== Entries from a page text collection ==
- - -
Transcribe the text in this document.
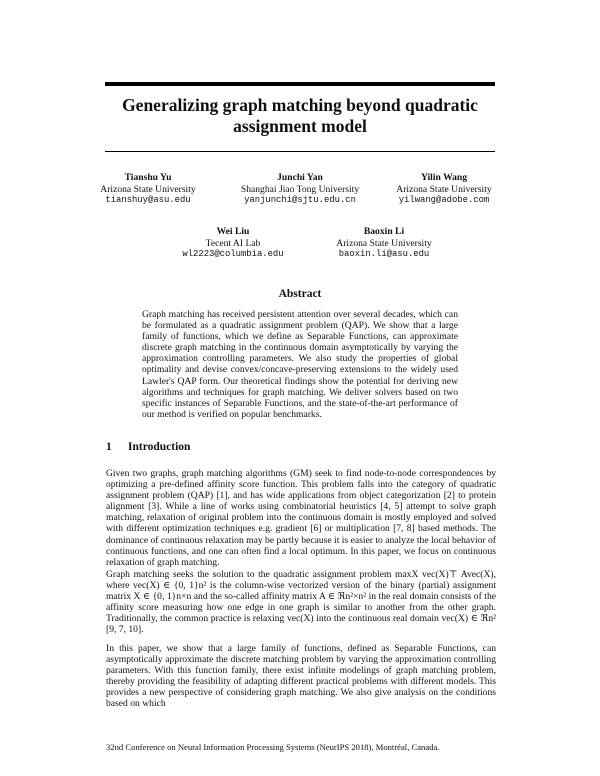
Generalizing graph matching beyond quadratic
assignment model
Tianshu Yu
Arizona State University
tianshuy@asu.edu
Junchi Yan
Shanghai Jiao Tong University
yanjunchi@sjtu.edu.cn
Yilin Wang
Arizona State University
yilwang@adobe.com
Wei Liu
Tecent AI Lab
wl2223@columbia.edu
Baoxin Li
Arizona State University
baoxin.li@asu.edu
Abstract

Graph matching has received persistent attention over several decades, which can be formulated as a quadratic assignment problem (QAP). We show that a large family of functions, which we define as Separable Functions, can approximate discrete graph matching in the continuous domain asymptotically by varying the approximation controlling parameters. We also study the properties of global optimality and devise convex/concave-preserving extensions to the widely used Lawler's QAP form. Our theoretical findings show the potential for deriving new algorithms and techniques for graph matching. We deliver solvers based on two specific instances of Separable Functions, and the state-of-the-art performance of our method is verified on popular benchmarks.

1 Introduction

Given two graphs, graph matching algorithms (GM) seek to find node-to-node correspondences by optimizing a pre-defined affinity score function. This problem falls into the category of quadratic assignment problem (QAP) [1], and has wide applications from object categorization [2] to protein alignment [3]. While a line of works using combinatorial heuristics [4, 5] attempt to solve graph matching, relaxation of original problem into the continuous domain is mostly employed and solved with different optimization techniques e.g. gradient [6] or multiplication [7, 8] based methods. The dominance of continuous relaxation may be partly because it is easier to analyze the local behavior of continuous functions, and one can often find a local optimum. In this paper, we focus on continuous relaxation of graph matching.

Graph matching seeks the solution to the quadratic assignment problem maxX vec(X)⊤ Avec(X), where vec(X) ∈ {0, 1}n² is the column-wise vectorized version of the binary (partial) assignment matrix X ∈ {0, 1}n×n and the so-called affinity matrix A ∈ ℜn²×n² in the real domain consists of the affinity score measuring how one edge in one graph is similar to another from the other graph. Traditionally, the common practice is relaxing vec(X) into the continuous real domain vec(X) ∈ ℜn² [9, 7, 10].

In this paper, we show that a large family of functions, defined as Separable Functions, can asymptotically approximate the discrete matching problem by varying the approximation controlling parameters. With this function family, there exist infinite modelings of graph matching problem, thereby providing the feasibility of adapting different practical problems with different models. This provides a new perspective of considering graph matching. We also give analysis on the conditions based on which

32nd Conference on Neural Information Processing Systems (NeurIPS 2018), Montréal, Canada.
- - -
== EXERCISE INSTRUCTIONS ==
The records above should be written out in full and unchanged, except that pictures are dropped.

== ANSWER SPACE ==
Transcribe the text in this document.
Generalizing graph matching beyond quadratic
assignment model
Tianshu Yu
Arizona State University
tianshuy@asu.edu
Junchi Yan
Shanghai Jiao Tong University
yanjunchi@sjtu.edu.cn
Yilin Wang
Arizona State University
yilwang@adobe.com
Wei Liu
Tecent AI Lab
wl2223@columbia.edu
Baoxin Li
Arizona State University
baoxin.li@asu.edu
Abstract

Graph matching has received persistent attention over several decades, which can be formulated as a quadratic assignment problem (QAP). We show that a large family of functions, which we define as Separable Functions, can approximate discrete graph matching in the continuous domain asymptotically by varying the approximation controlling parameters. We also study the properties of global optimality and devise convex/concave-preserving extensions to the widely used Lawler's QAP form. Our theoretical findings show the potential for deriving new algorithms and techniques for graph matching. We deliver solvers based on two specific instances of Separable Functions, and the state-of-the-art performance of our method is verified on popular benchmarks.

1 Introduction

Given two graphs, graph matching algorithms (GM) seek to find node-to-node correspondences by optimizing a pre-defined affinity score function. This problem falls into the category of quadratic assignment problem (QAP) [1], and has wide applications from object categorization [2] to protein alignment [3]. While a line of works using combinatorial heuristics [4, 5] attempt to solve graph matching, relaxation of original problem into the continuous domain is mostly employed and solved with different optimization techniques e.g. gradient [6] or multiplication [7, 8] based methods. The dominance of continuous relaxation may be partly because it is easier to analyze the local behavior of continuous functions, and one can often find a local optimum. In this paper, we focus on continuous relaxation of graph matching.

Graph matching seeks the solution to the quadratic assignment problem maxX vec(X)⊤ Avec(X), where vec(X) ∈ {0, 1}n² is the column-wise vectorized version of the binary (partial) assignment matrix X ∈ {0, 1}n×n and the so-called affinity matrix A ∈ ℜn²×n² in the real domain consists of the affinity score measuring how one edge in one graph is similar to another from the other graph. Traditionally, the common practice is relaxing vec(X) into the continuous real domain vec(X) ∈ ℜn² [9, 7, 10].

In this paper, we show that a large family of functions, defined as Separable Functions, can asymptotically approximate the discrete matching problem by varying the approximation controlling parameters. With this function family, there exist infinite modelings of graph matching problem, thereby providing the feasibility of adapting different practical problems with different models. This provides a new perspective of considering graph matching. We also give analysis on the conditions based on which

32nd Conference on Neural Information Processing Systems (NeurIPS 2018), Montréal, Canada.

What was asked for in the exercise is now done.